**ROWS**
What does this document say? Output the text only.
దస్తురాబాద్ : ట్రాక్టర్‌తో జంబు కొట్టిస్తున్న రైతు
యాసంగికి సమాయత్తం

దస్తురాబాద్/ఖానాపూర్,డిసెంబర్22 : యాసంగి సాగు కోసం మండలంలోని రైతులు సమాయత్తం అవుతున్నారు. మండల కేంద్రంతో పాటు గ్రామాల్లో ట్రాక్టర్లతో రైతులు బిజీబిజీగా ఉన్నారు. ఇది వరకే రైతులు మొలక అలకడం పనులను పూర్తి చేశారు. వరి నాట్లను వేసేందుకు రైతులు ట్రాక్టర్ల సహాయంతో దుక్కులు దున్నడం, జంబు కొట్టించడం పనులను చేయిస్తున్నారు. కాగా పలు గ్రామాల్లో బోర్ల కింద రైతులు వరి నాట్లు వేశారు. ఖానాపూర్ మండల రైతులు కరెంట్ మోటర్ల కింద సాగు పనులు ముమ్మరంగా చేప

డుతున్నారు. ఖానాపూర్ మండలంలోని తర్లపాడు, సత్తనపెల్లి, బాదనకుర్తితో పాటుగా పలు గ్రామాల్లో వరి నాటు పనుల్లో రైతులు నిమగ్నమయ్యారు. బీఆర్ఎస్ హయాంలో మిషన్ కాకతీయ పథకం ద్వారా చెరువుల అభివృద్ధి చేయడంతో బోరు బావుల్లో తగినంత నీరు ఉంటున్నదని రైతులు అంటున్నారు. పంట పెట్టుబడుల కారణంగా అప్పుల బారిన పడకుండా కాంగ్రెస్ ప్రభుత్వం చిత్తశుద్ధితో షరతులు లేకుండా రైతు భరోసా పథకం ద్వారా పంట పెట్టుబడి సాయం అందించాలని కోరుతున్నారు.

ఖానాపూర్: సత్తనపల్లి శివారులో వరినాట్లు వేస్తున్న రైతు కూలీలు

**TASK DETAILS**
All the entries above need to be reproduced exactly.

**FINAL ANSWER**
What does this document say? Output the text only.
దస్తురాబాద్ : ట్రాక్టర్‌తో జంబు కొట్టిస్తున్న రైతు
యాసంగికి సమాయత్తం

దస్తురాబాద్/ఖానాపూర్,డిసెంబర్22 : యాసంగి సాగు కోసం మండలంలోని రైతులు సమాయత్తం అవుతున్నారు. మండల కేంద్రంతో పాటు గ్రామాల్లో ట్రాక్టర్లతో రైతులు బిజీబిజీగా ఉన్నారు. ఇది వరకే రైతులు మొలక అలకడం పనులను పూర్తి చేశారు. వరి నాట్లను వేసేందుకు రైతులు ట్రాక్టర్ల సహాయంతో దుక్కులు దున్నడం, జంబు కొట్టించడం పనులను చేయిస్తున్నారు. కాగా పలు గ్రామాల్లో బోర్ల కింద రైతులు వరి నాట్లు వేశారు. ఖానాపూర్ మండల రైతులు కరెంట్ మోటర్ల కింద సాగు పనులు ముమ్మరంగా చేప

డుతున్నారు. ఖానాపూర్ మండలంలోని తర్లపాడు, సత్తనపెల్లి, బాదనకుర్తితో పాటుగా పలు గ్రామాల్లో వరి నాటు పనుల్లో రైతులు నిమగ్నమయ్యారు. బీఆర్ఎస్ హయాంలో మిషన్ కాకతీయ పథకం ద్వారా చెరువుల అభివృద్ధి చేయడంతో బోరు బావుల్లో తగినంత నీరు ఉంటున్నదని రైతులు అంటున్నారు. పంట పెట్టుబడుల కారణంగా అప్పుల బారిన పడకుండా కాంగ్రెస్ ప్రభుత్వం చిత్తశుద్ధితో షరతులు లేకుండా రైతు భరోసా పథకం ద్వారా పంట పెట్టుబడి సాయం అందించాలని కోరుతున్నారు.

ఖానాపూర్: సత్తనపల్లి శివారులో వరినాట్లు వేస్తున్న రైతు కూలీలు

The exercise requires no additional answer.